begin LISTED ENTRIES

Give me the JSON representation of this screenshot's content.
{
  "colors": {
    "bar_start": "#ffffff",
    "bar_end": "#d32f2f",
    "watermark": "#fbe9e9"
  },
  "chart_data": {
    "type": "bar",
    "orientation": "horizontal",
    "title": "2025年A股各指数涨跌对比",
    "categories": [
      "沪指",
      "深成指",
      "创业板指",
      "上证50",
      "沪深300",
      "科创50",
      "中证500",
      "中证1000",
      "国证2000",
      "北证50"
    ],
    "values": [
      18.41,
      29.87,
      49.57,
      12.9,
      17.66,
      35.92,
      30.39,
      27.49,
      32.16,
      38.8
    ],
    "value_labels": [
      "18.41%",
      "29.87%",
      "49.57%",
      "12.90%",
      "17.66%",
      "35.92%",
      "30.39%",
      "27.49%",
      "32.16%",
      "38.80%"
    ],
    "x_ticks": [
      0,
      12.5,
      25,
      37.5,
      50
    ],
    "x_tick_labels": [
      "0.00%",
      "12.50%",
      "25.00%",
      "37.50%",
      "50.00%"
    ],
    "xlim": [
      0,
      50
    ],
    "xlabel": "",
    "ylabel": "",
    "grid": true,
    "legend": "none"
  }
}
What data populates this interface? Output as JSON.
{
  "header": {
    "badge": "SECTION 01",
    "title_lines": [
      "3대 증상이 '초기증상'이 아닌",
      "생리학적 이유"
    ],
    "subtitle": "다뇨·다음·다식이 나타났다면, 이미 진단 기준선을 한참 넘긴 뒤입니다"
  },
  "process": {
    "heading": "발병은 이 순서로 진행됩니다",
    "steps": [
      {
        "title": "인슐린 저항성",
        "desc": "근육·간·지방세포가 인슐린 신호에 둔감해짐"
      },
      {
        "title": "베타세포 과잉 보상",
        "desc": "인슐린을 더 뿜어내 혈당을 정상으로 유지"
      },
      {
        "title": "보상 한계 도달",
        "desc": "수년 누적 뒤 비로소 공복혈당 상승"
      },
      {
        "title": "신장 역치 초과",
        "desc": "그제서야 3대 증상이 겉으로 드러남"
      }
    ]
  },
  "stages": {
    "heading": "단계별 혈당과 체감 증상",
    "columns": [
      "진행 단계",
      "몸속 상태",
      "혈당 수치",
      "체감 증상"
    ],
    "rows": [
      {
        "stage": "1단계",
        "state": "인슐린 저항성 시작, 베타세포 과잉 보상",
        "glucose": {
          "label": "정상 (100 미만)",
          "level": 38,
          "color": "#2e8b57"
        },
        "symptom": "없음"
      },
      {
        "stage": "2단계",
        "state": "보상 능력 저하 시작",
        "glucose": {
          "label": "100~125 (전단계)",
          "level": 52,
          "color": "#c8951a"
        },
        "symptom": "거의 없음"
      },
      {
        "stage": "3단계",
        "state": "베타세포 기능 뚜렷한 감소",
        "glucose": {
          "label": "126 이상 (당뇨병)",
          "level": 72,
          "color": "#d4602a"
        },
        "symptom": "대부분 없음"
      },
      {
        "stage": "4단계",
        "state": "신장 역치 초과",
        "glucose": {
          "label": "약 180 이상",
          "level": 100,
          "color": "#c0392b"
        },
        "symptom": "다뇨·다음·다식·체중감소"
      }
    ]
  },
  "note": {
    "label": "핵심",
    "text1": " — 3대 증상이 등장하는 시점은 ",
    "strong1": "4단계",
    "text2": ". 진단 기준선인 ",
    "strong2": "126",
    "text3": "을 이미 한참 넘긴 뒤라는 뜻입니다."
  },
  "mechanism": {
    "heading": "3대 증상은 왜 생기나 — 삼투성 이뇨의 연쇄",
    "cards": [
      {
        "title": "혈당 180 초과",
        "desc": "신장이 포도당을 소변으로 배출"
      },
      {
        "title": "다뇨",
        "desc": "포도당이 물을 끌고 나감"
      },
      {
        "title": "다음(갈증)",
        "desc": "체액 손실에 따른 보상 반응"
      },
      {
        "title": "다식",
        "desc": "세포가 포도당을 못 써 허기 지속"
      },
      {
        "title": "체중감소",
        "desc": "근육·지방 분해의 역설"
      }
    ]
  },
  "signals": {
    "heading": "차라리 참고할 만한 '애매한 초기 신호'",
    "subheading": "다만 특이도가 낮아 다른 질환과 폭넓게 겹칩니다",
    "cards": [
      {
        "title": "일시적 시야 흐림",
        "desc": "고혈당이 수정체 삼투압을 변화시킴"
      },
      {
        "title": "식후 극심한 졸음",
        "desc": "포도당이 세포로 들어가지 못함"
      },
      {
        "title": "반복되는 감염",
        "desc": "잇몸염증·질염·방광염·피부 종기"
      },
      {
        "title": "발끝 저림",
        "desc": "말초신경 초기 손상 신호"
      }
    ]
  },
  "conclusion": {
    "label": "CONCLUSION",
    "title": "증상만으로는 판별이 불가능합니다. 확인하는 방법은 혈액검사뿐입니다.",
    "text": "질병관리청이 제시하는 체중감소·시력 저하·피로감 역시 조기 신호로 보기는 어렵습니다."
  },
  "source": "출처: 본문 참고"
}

end LISTED ENTRIES

WRITTEN REQUEST: Return each entry from above without altering a single character.

PROBLEM SOLUTION:
Give me the JSON representation of this screenshot's content.
{
  "colors": {
    "bar_start": "#ffffff",
    "bar_end": "#d32f2f",
    "watermark": "#fbe9e9"
  },
  "chart_data": {
    "type": "bar",
    "orientation": "horizontal",
    "title": "2025年A股各指数涨跌对比",
    "categories": [
      "沪指",
      "深成指",
      "创业板指",
      "上证50",
      "沪深300",
      "科创50",
      "中证500",
      "中证1000",
      "国证2000",
      "北证50"
    ],
    "values": [
      18.41,
      29.87,
      49.57,
      12.9,
      17.66,
      35.92,
      30.39,
      27.49,
      32.16,
      38.8
    ],
    "value_labels": [
      "18.41%",
      "29.87%",
      "49.57%",
      "12.90%",
      "17.66%",
      "35.92%",
      "30.39%",
      "27.49%",
      "32.16%",
      "38.80%"
    ],
    "x_ticks": [
      0,
      12.5,
      25,
      37.5,
      50
    ],
    "x_tick_labels": [
      "0.00%",
      "12.50%",
      "25.00%",
      "37.50%",
      "50.00%"
    ],
    "xlim": [
      0,
      50
    ],
    "xlabel": "",
    "ylabel": "",
    "grid": true,
    "legend": "none"
  }
}
What data populates this interface? Output as JSON.
{
  "header": {
    "badge": "SECTION 01",
    "title_lines": [
      "3대 증상이 '초기증상'이 아닌",
      "생리학적 이유"
    ],
    "subtitle": "다뇨·다음·다식이 나타났다면, 이미 진단 기준선을 한참 넘긴 뒤입니다"
  },
  "process": {
    "heading": "발병은 이 순서로 진행됩니다",
    "steps": [
      {
        "title": "인슐린 저항성",
        "desc": "근육·간·지방세포가 인슐린 신호에 둔감해짐"
      },
      {
        "title": "베타세포 과잉 보상",
        "desc": "인슐린을 더 뿜어내 혈당을 정상으로 유지"
      },
      {
        "title": "보상 한계 도달",
        "desc": "수년 누적 뒤 비로소 공복혈당 상승"
      },
      {
        "title": "신장 역치 초과",
        "desc": "그제서야 3대 증상이 겉으로 드러남"
      }
    ]
  },
  "stages": {
    "heading": "단계별 혈당과 체감 증상",
    "columns": [
      "진행 단계",
      "몸속 상태",
      "혈당 수치",
      "체감 증상"
    ],
    "rows": [
      {
        "stage": "1단계",
        "state": "인슐린 저항성 시작, 베타세포 과잉 보상",
        "glucose": {
          "label": "정상 (100 미만)",
          "level": 38,
          "color": "#2e8b57"
        },
        "symptom": "없음"
      },
      {
        "stage": "2단계",
        "state": "보상 능력 저하 시작",
        "glucose": {
          "label": "100~125 (전단계)",
          "level": 52,
          "color": "#c8951a"
        },
        "symptom": "거의 없음"
      },
      {
        "stage": "3단계",
        "state": "베타세포 기능 뚜렷한 감소",
        "glucose": {
          "label": "126 이상 (당뇨병)",
          "level": 72,
          "color": "#d4602a"
        },
        "symptom": "대부분 없음"
      },
      {
        "stage": "4단계",
        "state": "신장 역치 초과",
        "glucose": {
          "label": "약 180 이상",
          "level": 100,
          "color": "#c0392b"
        },
        "symptom": "다뇨·다음·다식·체중감소"
      }
    ]
  },
  "note": {
    "label": "핵심",
    "text1": " — 3대 증상이 등장하는 시점은 ",
    "strong1": "4단계",
    "text2": ". 진단 기준선인 ",
    "strong2": "126",
    "text3": "을 이미 한참 넘긴 뒤라는 뜻입니다."
  },
  "mechanism": {
    "heading": "3대 증상은 왜 생기나 — 삼투성 이뇨의 연쇄",
    "cards": [
      {
        "title": "혈당 180 초과",
        "desc": "신장이 포도당을 소변으로 배출"
      },
      {
        "title": "다뇨",
        "desc": "포도당이 물을 끌고 나감"
      },
      {
        "title": "다음(갈증)",
        "desc": "체액 손실에 따른 보상 반응"
      },
      {
        "title": "다식",
        "desc": "세포가 포도당을 못 써 허기 지속"
      },
      {
        "title": "체중감소",
        "desc": "근육·지방 분해의 역설"
      }
    ]
  },
  "signals": {
    "heading": "차라리 참고할 만한 '애매한 초기 신호'",
    "subheading": "다만 특이도가 낮아 다른 질환과 폭넓게 겹칩니다",
    "cards": [
      {
        "title": "일시적 시야 흐림",
        "desc": "고혈당이 수정체 삼투압을 변화시킴"
      },
      {
        "title": "식후 극심한 졸음",
        "desc": "포도당이 세포로 들어가지 못함"
      },
      {
        "title": "반복되는 감염",
        "desc": "잇몸염증·질염·방광염·피부 종기"
      },
      {
        "title": "발끝 저림",
        "desc": "말초신경 초기 손상 신호"
      }
    ]
  },
  "conclusion": {
    "label": "CONCLUSION",
    "title": "증상만으로는 판별이 불가능합니다. 확인하는 방법은 혈액검사뿐입니다.",
    "text": "질병관리청이 제시하는 체중감소·시력 저하·피로감 역시 조기 신호로 보기는 어렵습니다."
  },
  "source": "출처: 본문 참고"
}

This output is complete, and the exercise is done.